[BEGIN DATA PROVIDED]

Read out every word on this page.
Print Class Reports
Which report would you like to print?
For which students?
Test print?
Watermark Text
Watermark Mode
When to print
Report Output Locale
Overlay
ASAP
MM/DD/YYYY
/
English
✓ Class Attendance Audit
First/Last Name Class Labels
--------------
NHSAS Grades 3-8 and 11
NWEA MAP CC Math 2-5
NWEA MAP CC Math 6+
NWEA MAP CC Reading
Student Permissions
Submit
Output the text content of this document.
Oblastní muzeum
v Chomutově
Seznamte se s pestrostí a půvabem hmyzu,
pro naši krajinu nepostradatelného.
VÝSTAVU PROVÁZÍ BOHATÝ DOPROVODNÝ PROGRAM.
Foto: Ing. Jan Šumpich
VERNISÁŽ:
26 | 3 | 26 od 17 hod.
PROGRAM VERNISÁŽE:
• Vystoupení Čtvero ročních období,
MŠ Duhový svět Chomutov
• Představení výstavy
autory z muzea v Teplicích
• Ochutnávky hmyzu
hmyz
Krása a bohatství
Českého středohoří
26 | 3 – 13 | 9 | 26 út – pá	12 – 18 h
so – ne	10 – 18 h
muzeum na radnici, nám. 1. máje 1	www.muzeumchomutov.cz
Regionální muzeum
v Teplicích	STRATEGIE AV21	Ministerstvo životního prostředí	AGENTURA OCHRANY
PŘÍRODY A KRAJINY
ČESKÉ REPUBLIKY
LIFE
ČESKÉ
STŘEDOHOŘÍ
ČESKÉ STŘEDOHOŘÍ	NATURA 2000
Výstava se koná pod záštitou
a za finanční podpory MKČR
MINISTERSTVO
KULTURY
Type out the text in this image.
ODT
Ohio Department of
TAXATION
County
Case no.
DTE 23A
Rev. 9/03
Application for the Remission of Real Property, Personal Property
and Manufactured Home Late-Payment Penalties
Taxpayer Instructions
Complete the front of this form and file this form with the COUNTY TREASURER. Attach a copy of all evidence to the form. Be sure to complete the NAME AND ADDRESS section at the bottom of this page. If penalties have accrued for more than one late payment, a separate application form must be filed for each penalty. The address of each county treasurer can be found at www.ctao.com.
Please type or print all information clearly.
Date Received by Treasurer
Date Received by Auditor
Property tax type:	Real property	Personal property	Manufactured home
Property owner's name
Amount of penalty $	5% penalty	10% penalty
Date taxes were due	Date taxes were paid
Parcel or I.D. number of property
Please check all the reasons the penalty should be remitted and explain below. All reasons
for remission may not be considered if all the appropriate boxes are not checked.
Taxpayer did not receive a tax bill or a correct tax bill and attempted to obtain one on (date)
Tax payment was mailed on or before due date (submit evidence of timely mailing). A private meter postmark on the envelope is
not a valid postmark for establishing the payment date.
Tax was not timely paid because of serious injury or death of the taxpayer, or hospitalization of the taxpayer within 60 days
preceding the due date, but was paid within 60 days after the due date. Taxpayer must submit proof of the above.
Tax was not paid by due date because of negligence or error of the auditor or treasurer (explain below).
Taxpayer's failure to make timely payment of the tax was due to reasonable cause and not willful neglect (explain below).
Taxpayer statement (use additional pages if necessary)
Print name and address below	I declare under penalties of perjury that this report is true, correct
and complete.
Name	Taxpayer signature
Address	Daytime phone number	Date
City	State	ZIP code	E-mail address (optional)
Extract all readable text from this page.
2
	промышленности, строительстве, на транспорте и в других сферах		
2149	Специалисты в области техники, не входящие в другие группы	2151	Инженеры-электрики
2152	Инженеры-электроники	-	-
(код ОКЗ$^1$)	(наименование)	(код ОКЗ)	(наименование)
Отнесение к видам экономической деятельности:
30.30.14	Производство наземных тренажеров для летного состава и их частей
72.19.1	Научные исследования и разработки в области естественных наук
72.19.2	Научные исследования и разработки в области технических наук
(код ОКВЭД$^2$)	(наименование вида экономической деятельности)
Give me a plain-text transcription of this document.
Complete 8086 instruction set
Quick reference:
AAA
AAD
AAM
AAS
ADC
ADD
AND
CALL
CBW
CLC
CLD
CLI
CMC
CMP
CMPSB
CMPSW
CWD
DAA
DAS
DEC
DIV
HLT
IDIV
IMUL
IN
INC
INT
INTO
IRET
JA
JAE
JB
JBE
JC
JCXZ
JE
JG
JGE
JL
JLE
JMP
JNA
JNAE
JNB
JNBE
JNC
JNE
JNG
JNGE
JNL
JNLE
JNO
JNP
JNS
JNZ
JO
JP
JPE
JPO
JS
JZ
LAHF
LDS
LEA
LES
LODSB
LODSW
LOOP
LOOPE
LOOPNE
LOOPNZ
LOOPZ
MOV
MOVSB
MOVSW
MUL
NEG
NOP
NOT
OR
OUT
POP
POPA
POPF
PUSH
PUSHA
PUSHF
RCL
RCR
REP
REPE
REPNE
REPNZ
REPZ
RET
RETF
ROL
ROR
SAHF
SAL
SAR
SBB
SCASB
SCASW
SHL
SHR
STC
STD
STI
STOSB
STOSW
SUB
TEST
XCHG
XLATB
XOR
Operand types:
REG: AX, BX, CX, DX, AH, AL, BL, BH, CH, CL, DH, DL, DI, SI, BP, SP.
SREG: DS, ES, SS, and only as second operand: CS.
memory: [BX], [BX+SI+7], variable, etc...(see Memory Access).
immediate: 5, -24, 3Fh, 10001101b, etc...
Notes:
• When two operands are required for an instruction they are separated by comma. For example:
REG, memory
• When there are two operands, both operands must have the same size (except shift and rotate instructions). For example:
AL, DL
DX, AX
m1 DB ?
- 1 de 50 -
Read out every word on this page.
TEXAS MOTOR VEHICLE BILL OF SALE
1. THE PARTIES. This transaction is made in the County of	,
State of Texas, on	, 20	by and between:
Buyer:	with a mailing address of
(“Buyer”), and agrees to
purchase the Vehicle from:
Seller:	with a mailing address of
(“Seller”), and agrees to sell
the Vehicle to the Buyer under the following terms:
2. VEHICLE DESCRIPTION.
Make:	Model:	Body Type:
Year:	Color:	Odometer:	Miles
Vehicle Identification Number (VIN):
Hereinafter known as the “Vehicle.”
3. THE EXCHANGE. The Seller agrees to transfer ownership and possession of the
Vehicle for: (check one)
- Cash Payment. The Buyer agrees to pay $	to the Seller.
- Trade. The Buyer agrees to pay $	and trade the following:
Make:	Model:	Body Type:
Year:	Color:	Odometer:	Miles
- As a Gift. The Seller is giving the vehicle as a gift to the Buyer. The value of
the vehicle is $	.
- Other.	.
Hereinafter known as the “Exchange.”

[END DATA PROVIDED]

--- BRIEF ---
Provide only the number of lines in the entries that hold the word "document".

--- THE ANSWER ---
2